--- Reading text ---
======
I was a bird brothel. (2)
My hands work / better than a trowel to feel for the root / tails, snapping them up like a hem seam (9)
rapemines (43)
[my daughter] / whose residence inside me was my favorite of all / the epochs of being an animal body (58)
All the bones yarn up. (69)
To have an abortion (subtraction) / in Michigan, you must hurl the word VAGINA back and forth / without breaking it (117)
It was strange and wonderful to read these poems, some of which I'd read in early draft form in our thesis seminar. And there it is, this book that become more of a book as time progressed. The photographs of the dead deer she found in Wisconsin and I saw on her Facebook page for a time, fascinated. Thinking of my own deer and the poem I wrote about her.
There's a kinship in the subjects Sarah possesses: the woman's body, the spiritual (though I've been shy about this, and growing rapidly less shy), the horrors of a body in trauma, the pleasures of baby-having and fascination at what the body can do (her object of interest is the placenta, whereas mine seems to be that ridiculous production of milkmilkmilk). Also the roots of the world and the fungus and the woody stems and finding ourselves feral.
Her launch had a kind of ... oh, what's the right word? There was chaos and many people involved, sometimes not knowing who does what, not that perfect rehearsal but ritual still, and mostly, a way of thanking so many people who helped this book become a book. (She did a shout-out to the sons of mothers in the room, and the list read like a haphazard version of what was on my name-list when I was pregnant; Finn was the last name read and I blushed.) And the book itself is that way too: Sarah doesn't shy from saying thank you to those who influenced her. There are footnotes abound and after so-and-so and for so-and-so and I think about how much goes into the making of a book, how meager that thank you list can feel. I think too of E's book and how her dedication page is a sequence of initials--those who are among the initialed know and that's enough too.
Once we reached a certain point in the evening, and it went on as we were leaving, my milk began to let down, maybe when the slide of the woman nursing a wolf (dog?) came up, maybe the images of placenta at birth, maybe a note during the songs, but probably nothing, just a thought of him maybe.
It was a bewildering pleasure to witness. I appreciate the exuberance and the presence. The book and the event--have I mentioned this? yes, I know--they fit together so well.
======
--- What you should do ---
Please say what body part the reading text names as Sarah's object of interest. The lines after this point come from a different source than the reading text.

--- Material ---
======
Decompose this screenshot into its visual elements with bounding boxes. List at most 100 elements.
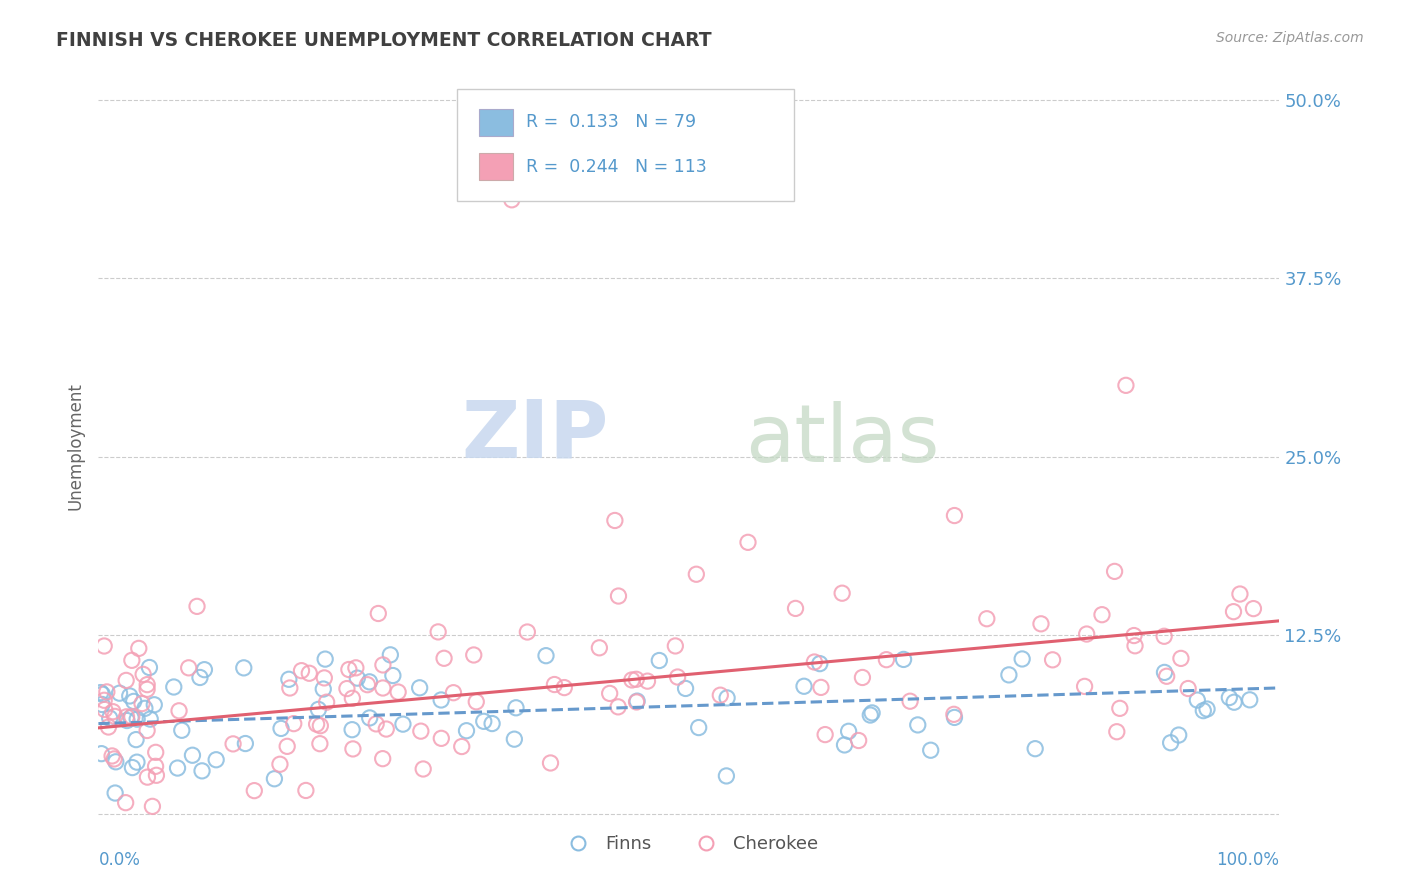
======
--- Exercise response ---
The placenta.